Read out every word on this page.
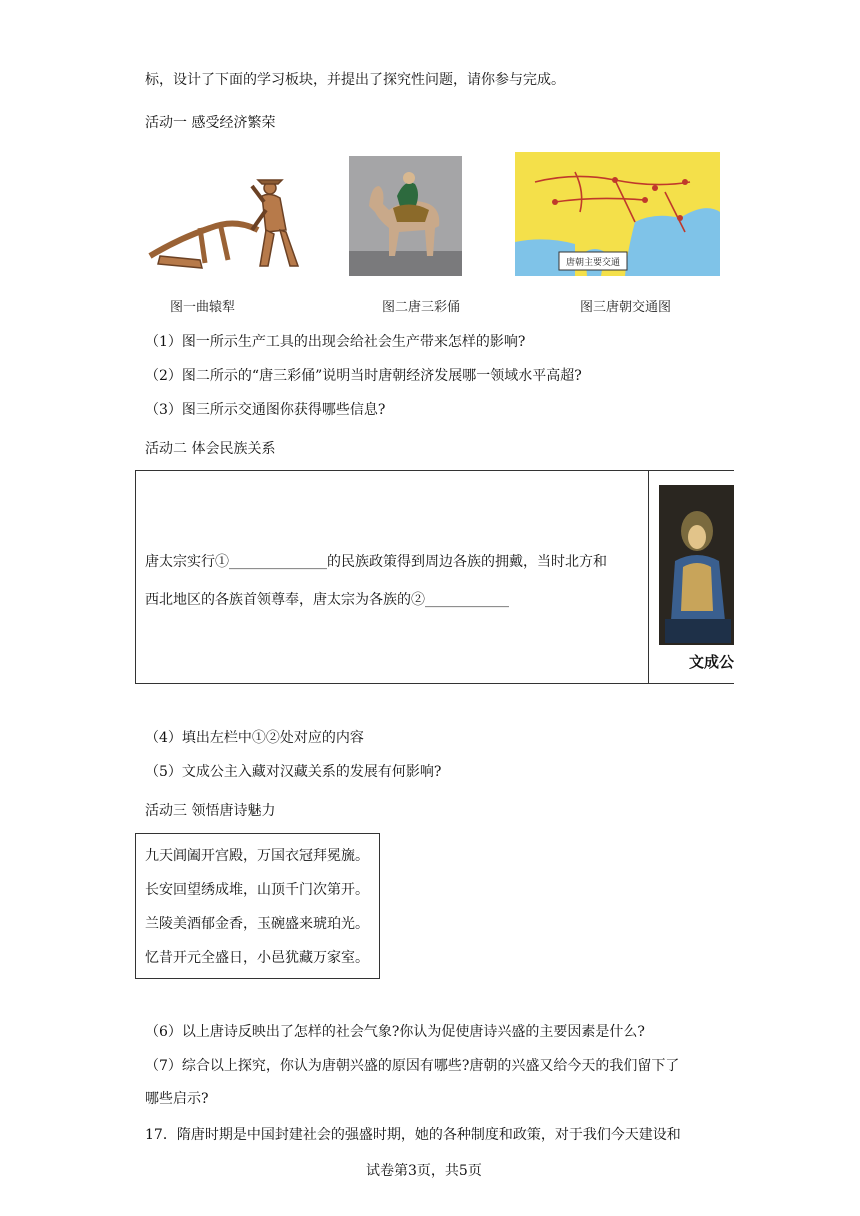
标，设计了下面的学习板块，并提出了探究性问题，请你参与完成。
活动一 感受经济繁荣
唐朝主要交通
图一曲辕犁	图二唐三彩俑	图三唐朝交通图
（1）图一所示生产工具的出现会给社会生产带来怎样的影响?
（2）图二所示的“唐三彩俑”说明当时唐朝经济发展哪一领域水平高超?
（3）图三所示交通图你获得哪些信息?
活动二 体会民族关系
唐太宗实行①______________的民族政策得到周边各族的拥戴，当时北方和
西北地区的各族首领尊奉，唐太宗为各族的②____________
文成公
（4）填出左栏中①②处对应的内容
（5）文成公主入藏对汉藏关系的发展有何影响?
活动三 领悟唐诗魅力
九天阊阖开宫殿，万国衣冠拜冕旒。
长安回望绣成堆，山顶千门次第开。
兰陵美酒郁金香，玉碗盛来琥珀光。
忆昔开元全盛日，小邑犹藏万家室。
（6）以上唐诗反映出了怎样的社会气象?你认为促使唐诗兴盛的主要因素是什么?
（7）综合以上探究，你认为唐朝兴盛的原因有哪些?唐朝的兴盛又给今天的我们留下了
哪些启示?
17．隋唐时期是中国封建社会的强盛时期，她的各种制度和政策，对于我们今天建设和
试卷第3页，共5页
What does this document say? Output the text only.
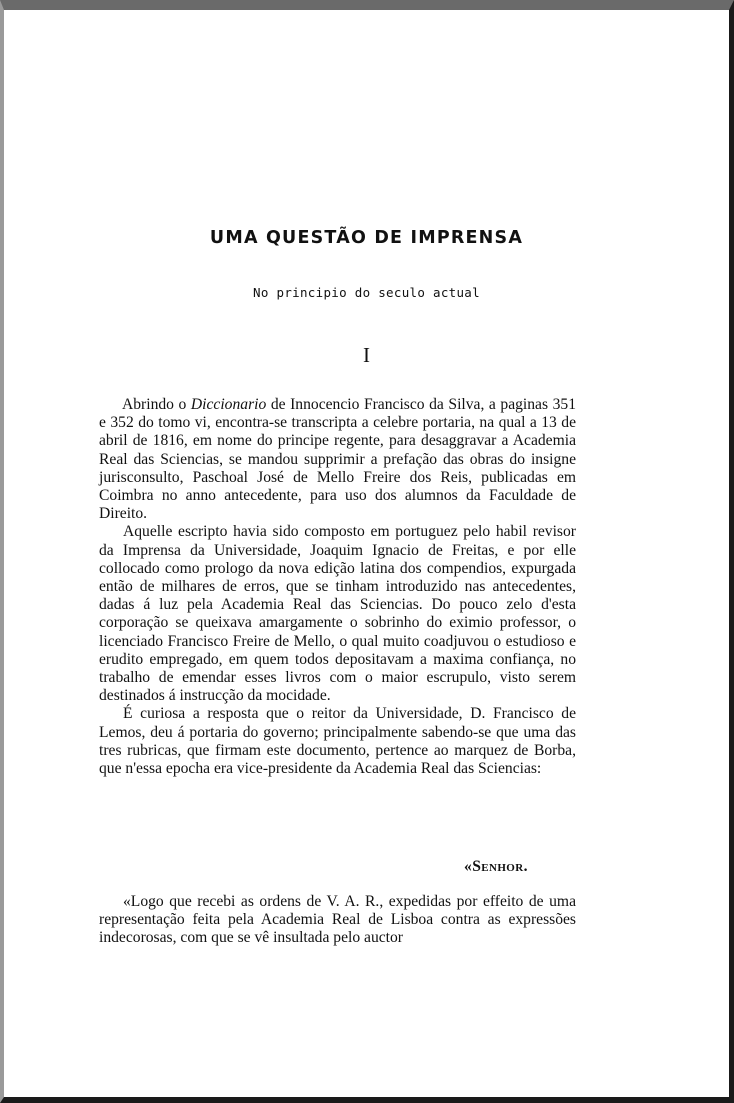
UMA QUESTÃO DE IMPRENSA
No principio do seculo actual
I

Abrindo o Diccionario de Innocencio Francisco da Silva, a paginas 351 e 352 do tomo vi, encontra-se transcripta a celebre portaria, na qual a 13 de abril de 1816, em nome do principe regente, para desaggravar a Academia Real das Sciencias, se mandou supprimir a prefação das obras do insigne jurisconsulto, Paschoal José de Mello Freire dos Reis, publicadas em Coimbra no anno antecedente, para uso dos alumnos da Faculdade de Direito.

Aquelle escripto havia sido composto em portuguez pelo habil revisor da Imprensa da Universidade, Joaquim Ignacio de Freitas, e por elle collocado como prologo da nova edição latina dos compendios, expurgada então de milhares de erros, que se tinham introduzido nas antecedentes, dadas á luz pela Academia Real das Sciencias. Do pouco zelo d'esta corporação se queixava amargamente o sobrinho do eximio professor, o licenciado Francisco Freire de Mello, o qual muito coadjuvou o estudioso e erudito empregado, em quem todos depositavam a maxima confiança, no trabalho de emendar esses livros com o maior escrupulo, visto serem destinados á instrucção da mocidade.

É curiosa a resposta que o reitor da Universidade, D. Francisco de Lemos, deu á portaria do governo; principalmente sabendo-se que uma das tres rubricas, que firmam este documento, pertence ao marquez de Borba, que n'essa epocha era vice-presidente da Academia Real das Sciencias:

«Senhor.

«Logo que recebi as ordens de V. A. R., expedidas por effeito de uma representação feita pela Academia Real de Lisboa contra as expressões indecorosas, com que se vê insultada pelo auctor
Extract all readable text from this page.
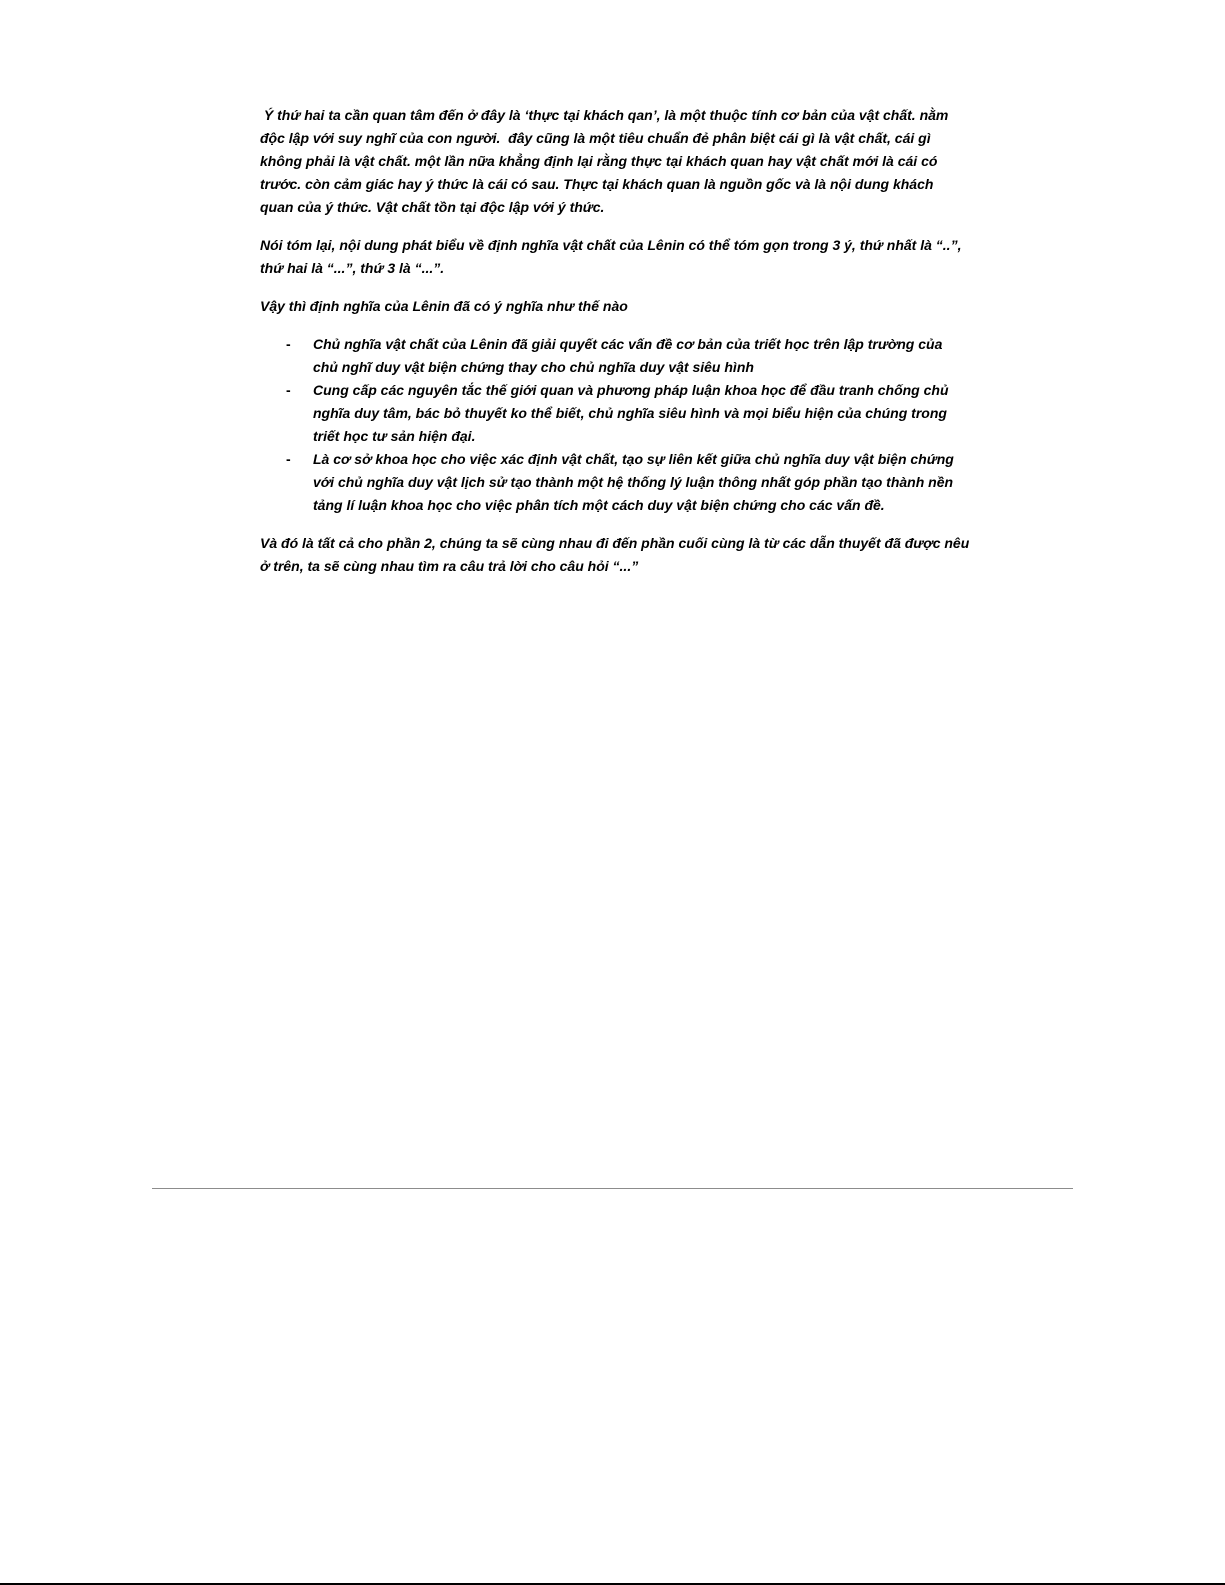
Ý thứ hai ta cần quan tâm đến ở đây là ‘thực tại khách qan’, là một thuộc tính cơ bản của vật chất. nằm độc lập với suy nghĩ của con người.  đây cũng là một tiêu chuẩn đẻ phân biệt cái gì là vật chất, cái gì không phải là vật chất. một lần nữa khẳng định lại rằng thực tại khách quan hay vật chất mới là cái có trước. còn cảm giác hay ý thức là cái có sau. Thực tại khách quan là nguồn gốc và là nội dung khách quan của ý thức. Vật chất tồn tại độc lập với ý thức.

Nói tóm lại, nội dung phát biểu về định nghĩa vật chất của Lênin có thể tóm gọn trong 3 ý, thứ nhất là “..”, thứ hai là “...”, thứ 3 là “...”.

Vậy thì định nghĩa của Lênin đã có ý nghĩa như thế nào

- Chủ nghĩa vật chất của Lênin đã giải quyết các vấn đề cơ bản của triết học trên lập trường của chủ nghĩ duy vật biện chứng thay cho chủ nghĩa duy vật siêu hình
- Cung cấp các nguyên tắc thế giới quan và phương pháp luận khoa học để đầu tranh chống chủ nghĩa duy tâm, bác bỏ thuyết ko thể biết, chủ nghĩa siêu hình và mọi biểu hiện của chúng trong triết học tư sản hiện đại.
- Là cơ sở khoa học cho việc xác định vật chất, tạo sự liên kết giữa chủ nghĩa duy vật biện chứng với chủ nghĩa duy vật lịch sử tạo thành một hệ thống lý luận thông nhất góp phần tạo thành nền tảng lí luận khoa học cho việc phân tích một cách duy vật biện chứng cho các vấn đề.

Và đó là tất cả cho phần 2, chúng ta sẽ cùng nhau đi đến phần cuối cùng là từ các dẫn thuyết đã được nêu ở trên, ta sẽ cùng nhau tìm ra câu trả lời cho câu hỏi “...”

What to produce. Find the lines that include the string "trên", then copy each of them.

Answer.
- Chủ nghĩa vật chất của Lênin đã giải quyết các vấn đề cơ bản của triết học trên lập trường của chủ nghĩ duy vật biện chứng thay cho chủ nghĩa duy vật siêu hình
Và đó là tất cả cho phần 2, chúng ta sẽ cùng nhau đi đến phần cuối cùng là từ các dẫn thuyết đã được nêu ở trên, ta sẽ cùng nhau tìm ra câu trả lời cho câu hỏi “...”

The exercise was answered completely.